(Source records)
——————————

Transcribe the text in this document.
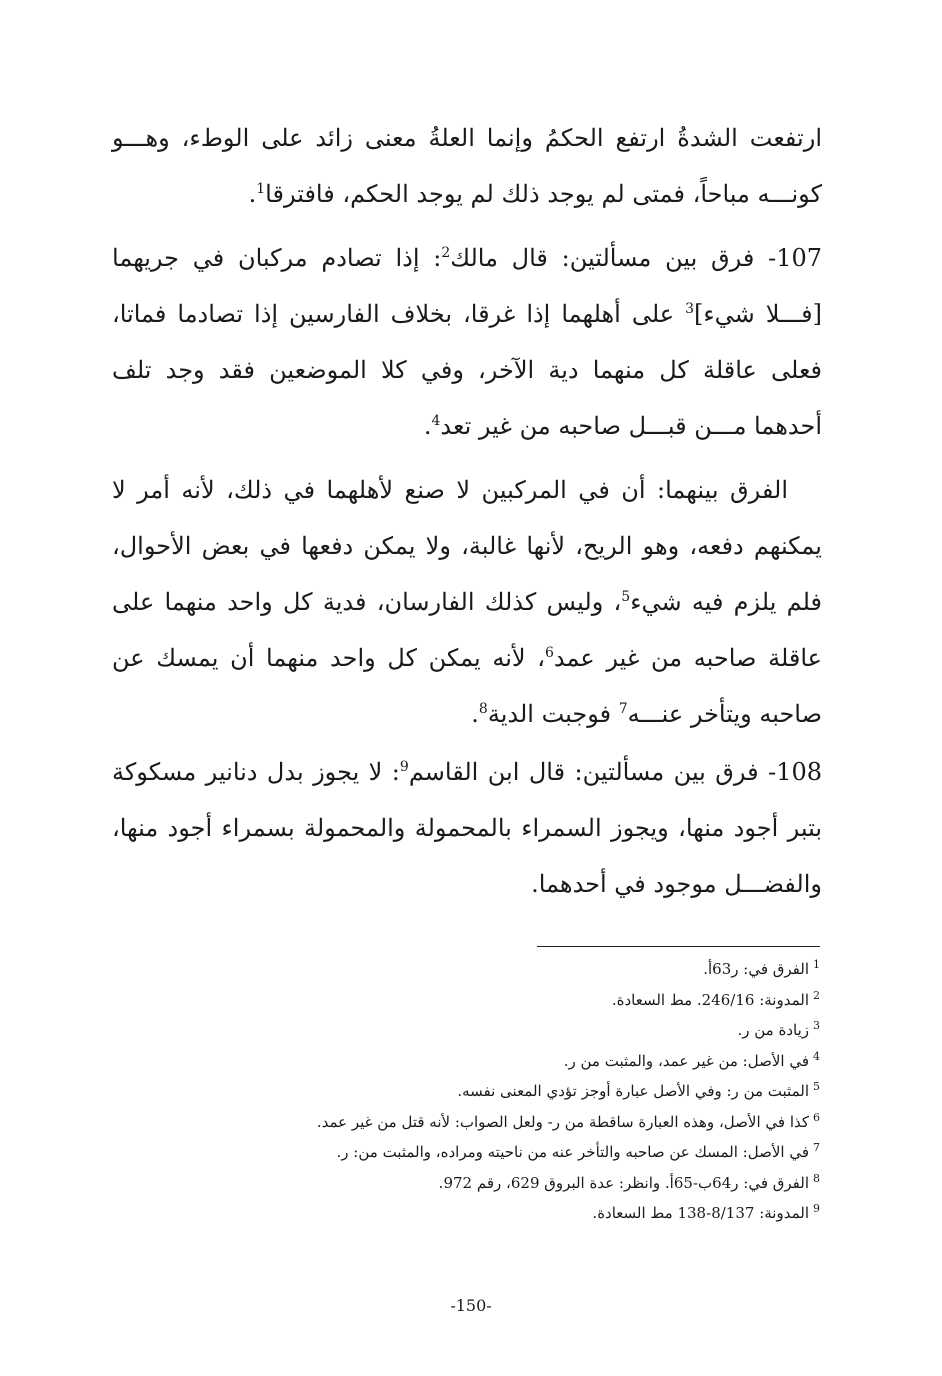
ارتفعت الشدةُ ارتفع الحكمُ وإنما العلةُ معنى زائد على الوطء، وهـــو كونـــه مباحاً، فمتى لم يوجد ذلك لم يوجد الحكم، فافترقا$^1$.

107- فرق بين مسألتين: قال مالك$^2$: إذا تصادم مركبان في جريهما [فـــلا شيء]$^3$ على أهلهما إذا غرقا، بخلاف الفارسين إذا تصادما فماتا، فعلى عاقلة كل منهما دية الآخر، وفي كلا الموضعين فقد وجد تلف أحدهما مـــن قبـــل صاحبه من غير تعد$^4$.

الفرق بينهما: أن في المركبين لا صنع لأهلهما في ذلك، لأنه أمر لا يمكنهم دفعه، وهو الريح، لأنها غالبة، ولا يمكن دفعها في بعض الأحوال، فلم يلزم فيه شيء$^5$، وليس كذلك الفارسان، فدية كل واحد منهما على عاقلة صاحبه من غير عمد$^6$، لأنه يمكن كل واحد منهما أن يمسك عن صاحبه ويتأخر عنـــه$^7$ فوجبت الدية$^8$.

108- فرق بين مسألتين: قال ابن القاسم$^9$: لا يجوز بدل دنانير مسكوكة بتبر أجود منها، ويجوز السمراء بالمحمولة والمحمولة بسمراء أجود منها، والفضـــل موجود في أحدهما.

$^1$الفرق في: ر63أ.
$^2$المدونة: 246/16. مط السعادة.
$^3$زيادة من ر.
$^4$في الأصل: من غير عمد، والمثبت من ر.
$^5$المثبت من ر: وفي الأصل عبارة أوجز تؤدي المعنى نفسه.
$^6$كذا في الأصل، وهذه العبارة ساقطة من ر- ولعل الصواب: لأنه قتل من غير عمد.
$^7$في الأصل: المسك عن صاحبه والتأخر عنه من ناحيته ومراده، والمثبت من: ر.
$^8$الفرق في: ر64ب-65أ. وانظر: عدة البروق 629، رقم 972.
$^9$المدونة: 8/137-138 مط السعادة.
-150-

——————————

▶ [WHAT NEEDS TO BE DONE]:
Report all lines of the material that contain the word "صاحبه".

▶ [EXERCISE RESPONSE]:
107- فرق بين مسألتين: قال مالك$^2$: إذا تصادم مركبان في جريهما [فـــلا شيء]$^3$ على أهلهما إذا غرقا، بخلاف الفارسين إذا تصادما فماتا، فعلى عاقلة كل منهما دية الآخر، وفي كلا الموضعين فقد وجد تلف أحدهما مـــن قبـــل صاحبه من غير تعد$^4$.
الفرق بينهما: أن في المركبين لا صنع لأهلهما في ذلك، لأنه أمر لا يمكنهم دفعه، وهو الريح، لأنها غالبة، ولا يمكن دفعها في بعض الأحوال، فلم يلزم فيه شيء$^5$، وليس كذلك الفارسان، فدية كل واحد منهما على عاقلة صاحبه من غير عمد$^6$، لأنه يمكن كل واحد منهما أن يمسك عن صاحبه ويتأخر عنـــه$^7$ فوجبت الدية$^8$.
$^7$في الأصل: المسك عن صاحبه والتأخر عنه من ناحيته ومراده، والمثبت من: ر.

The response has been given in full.